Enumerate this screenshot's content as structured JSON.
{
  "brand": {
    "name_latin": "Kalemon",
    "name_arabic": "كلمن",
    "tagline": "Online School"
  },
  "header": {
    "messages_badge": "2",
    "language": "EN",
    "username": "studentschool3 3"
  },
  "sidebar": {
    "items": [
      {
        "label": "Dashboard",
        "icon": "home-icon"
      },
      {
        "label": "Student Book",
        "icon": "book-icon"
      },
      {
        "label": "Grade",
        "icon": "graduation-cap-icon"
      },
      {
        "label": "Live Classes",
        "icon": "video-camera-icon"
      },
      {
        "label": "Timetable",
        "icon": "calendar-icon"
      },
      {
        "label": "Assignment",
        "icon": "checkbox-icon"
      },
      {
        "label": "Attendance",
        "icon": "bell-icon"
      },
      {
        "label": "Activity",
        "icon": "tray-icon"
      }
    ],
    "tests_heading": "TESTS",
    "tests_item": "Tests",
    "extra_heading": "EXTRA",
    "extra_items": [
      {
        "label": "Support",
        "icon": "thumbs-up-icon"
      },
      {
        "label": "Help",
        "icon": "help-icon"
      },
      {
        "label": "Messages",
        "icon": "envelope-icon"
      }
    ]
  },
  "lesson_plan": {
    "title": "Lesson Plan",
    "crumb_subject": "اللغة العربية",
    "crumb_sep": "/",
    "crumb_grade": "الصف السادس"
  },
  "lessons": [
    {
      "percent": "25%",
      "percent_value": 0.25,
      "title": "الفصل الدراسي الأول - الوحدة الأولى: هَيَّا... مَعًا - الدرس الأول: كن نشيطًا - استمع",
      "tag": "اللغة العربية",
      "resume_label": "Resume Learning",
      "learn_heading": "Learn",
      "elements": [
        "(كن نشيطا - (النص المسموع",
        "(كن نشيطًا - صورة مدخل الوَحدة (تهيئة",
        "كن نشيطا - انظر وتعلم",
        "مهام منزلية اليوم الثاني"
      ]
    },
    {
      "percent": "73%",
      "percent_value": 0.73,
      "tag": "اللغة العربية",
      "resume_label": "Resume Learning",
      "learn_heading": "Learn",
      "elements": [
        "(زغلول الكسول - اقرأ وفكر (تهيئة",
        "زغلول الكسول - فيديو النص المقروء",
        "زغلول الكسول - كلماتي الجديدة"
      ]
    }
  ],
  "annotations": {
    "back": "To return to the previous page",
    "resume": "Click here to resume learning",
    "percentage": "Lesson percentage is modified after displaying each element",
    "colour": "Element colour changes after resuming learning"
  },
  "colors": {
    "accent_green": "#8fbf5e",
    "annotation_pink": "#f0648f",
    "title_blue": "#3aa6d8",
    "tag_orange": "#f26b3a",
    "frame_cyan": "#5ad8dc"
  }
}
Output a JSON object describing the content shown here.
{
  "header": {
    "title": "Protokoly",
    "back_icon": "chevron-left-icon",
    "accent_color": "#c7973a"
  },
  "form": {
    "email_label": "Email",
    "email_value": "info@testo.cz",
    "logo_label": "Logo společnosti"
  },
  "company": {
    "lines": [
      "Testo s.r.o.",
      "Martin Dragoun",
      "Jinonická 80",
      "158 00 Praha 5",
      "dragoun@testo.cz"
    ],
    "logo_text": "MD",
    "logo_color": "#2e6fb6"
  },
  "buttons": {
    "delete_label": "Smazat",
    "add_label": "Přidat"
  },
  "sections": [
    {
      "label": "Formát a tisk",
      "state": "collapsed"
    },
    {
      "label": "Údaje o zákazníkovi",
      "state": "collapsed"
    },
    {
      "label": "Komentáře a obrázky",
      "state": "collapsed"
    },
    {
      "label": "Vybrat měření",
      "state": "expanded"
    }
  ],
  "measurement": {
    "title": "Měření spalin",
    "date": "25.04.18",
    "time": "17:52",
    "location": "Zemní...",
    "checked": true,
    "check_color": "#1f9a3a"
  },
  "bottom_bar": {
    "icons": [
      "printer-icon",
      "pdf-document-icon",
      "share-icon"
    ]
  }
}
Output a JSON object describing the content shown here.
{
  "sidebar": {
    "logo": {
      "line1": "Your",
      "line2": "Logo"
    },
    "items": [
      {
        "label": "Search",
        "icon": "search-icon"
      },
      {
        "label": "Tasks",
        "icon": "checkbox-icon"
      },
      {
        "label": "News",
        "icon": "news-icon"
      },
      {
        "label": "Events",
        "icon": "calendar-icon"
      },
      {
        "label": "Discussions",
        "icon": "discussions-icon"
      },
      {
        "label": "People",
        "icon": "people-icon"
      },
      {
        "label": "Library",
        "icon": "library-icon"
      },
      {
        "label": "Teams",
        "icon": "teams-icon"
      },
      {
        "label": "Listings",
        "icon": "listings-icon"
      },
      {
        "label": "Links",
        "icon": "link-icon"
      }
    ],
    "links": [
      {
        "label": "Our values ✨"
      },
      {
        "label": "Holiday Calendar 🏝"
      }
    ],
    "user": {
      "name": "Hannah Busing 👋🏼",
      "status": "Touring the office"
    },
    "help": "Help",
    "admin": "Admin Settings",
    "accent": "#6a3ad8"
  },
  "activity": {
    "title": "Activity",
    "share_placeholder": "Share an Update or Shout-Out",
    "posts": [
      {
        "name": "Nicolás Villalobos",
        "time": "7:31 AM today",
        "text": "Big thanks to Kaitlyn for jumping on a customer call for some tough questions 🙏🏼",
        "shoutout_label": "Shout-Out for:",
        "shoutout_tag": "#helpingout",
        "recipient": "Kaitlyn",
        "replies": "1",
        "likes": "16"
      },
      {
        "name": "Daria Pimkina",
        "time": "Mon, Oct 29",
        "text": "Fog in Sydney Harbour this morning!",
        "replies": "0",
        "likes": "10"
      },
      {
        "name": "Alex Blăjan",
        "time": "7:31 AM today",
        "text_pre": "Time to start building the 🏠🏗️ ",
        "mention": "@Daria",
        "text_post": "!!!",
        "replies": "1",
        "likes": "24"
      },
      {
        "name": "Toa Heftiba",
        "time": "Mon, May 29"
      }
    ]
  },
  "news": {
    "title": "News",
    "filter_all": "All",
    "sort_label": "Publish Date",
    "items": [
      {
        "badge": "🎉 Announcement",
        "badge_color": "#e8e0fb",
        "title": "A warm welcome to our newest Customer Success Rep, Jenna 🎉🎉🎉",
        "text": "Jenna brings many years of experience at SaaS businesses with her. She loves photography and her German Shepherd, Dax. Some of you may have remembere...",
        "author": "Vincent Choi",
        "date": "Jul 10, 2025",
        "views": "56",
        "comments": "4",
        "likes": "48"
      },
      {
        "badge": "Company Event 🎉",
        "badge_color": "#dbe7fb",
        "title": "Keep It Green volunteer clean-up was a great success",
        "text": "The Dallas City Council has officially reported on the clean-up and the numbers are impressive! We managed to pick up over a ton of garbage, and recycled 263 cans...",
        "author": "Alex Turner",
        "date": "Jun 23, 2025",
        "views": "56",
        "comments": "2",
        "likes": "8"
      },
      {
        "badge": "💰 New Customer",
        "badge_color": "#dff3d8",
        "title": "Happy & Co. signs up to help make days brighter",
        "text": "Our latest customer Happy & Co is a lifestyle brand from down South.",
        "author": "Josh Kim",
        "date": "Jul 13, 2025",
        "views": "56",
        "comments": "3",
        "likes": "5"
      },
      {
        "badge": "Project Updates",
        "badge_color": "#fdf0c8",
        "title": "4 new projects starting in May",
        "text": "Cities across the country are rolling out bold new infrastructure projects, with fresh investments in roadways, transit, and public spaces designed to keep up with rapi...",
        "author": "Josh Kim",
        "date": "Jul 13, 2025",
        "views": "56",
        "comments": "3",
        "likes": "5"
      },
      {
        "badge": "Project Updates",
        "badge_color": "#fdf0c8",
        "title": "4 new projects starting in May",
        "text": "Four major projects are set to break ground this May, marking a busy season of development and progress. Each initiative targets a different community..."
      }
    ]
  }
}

───

Objective
Copy out each line of the material that holds the word "likes".

Answer to the exercise
        "likes": "16"
        "likes": "10"
        "likes": "24"
        "likes": "48"
        "likes": "8"
        "likes": "5"
        "likes": "5"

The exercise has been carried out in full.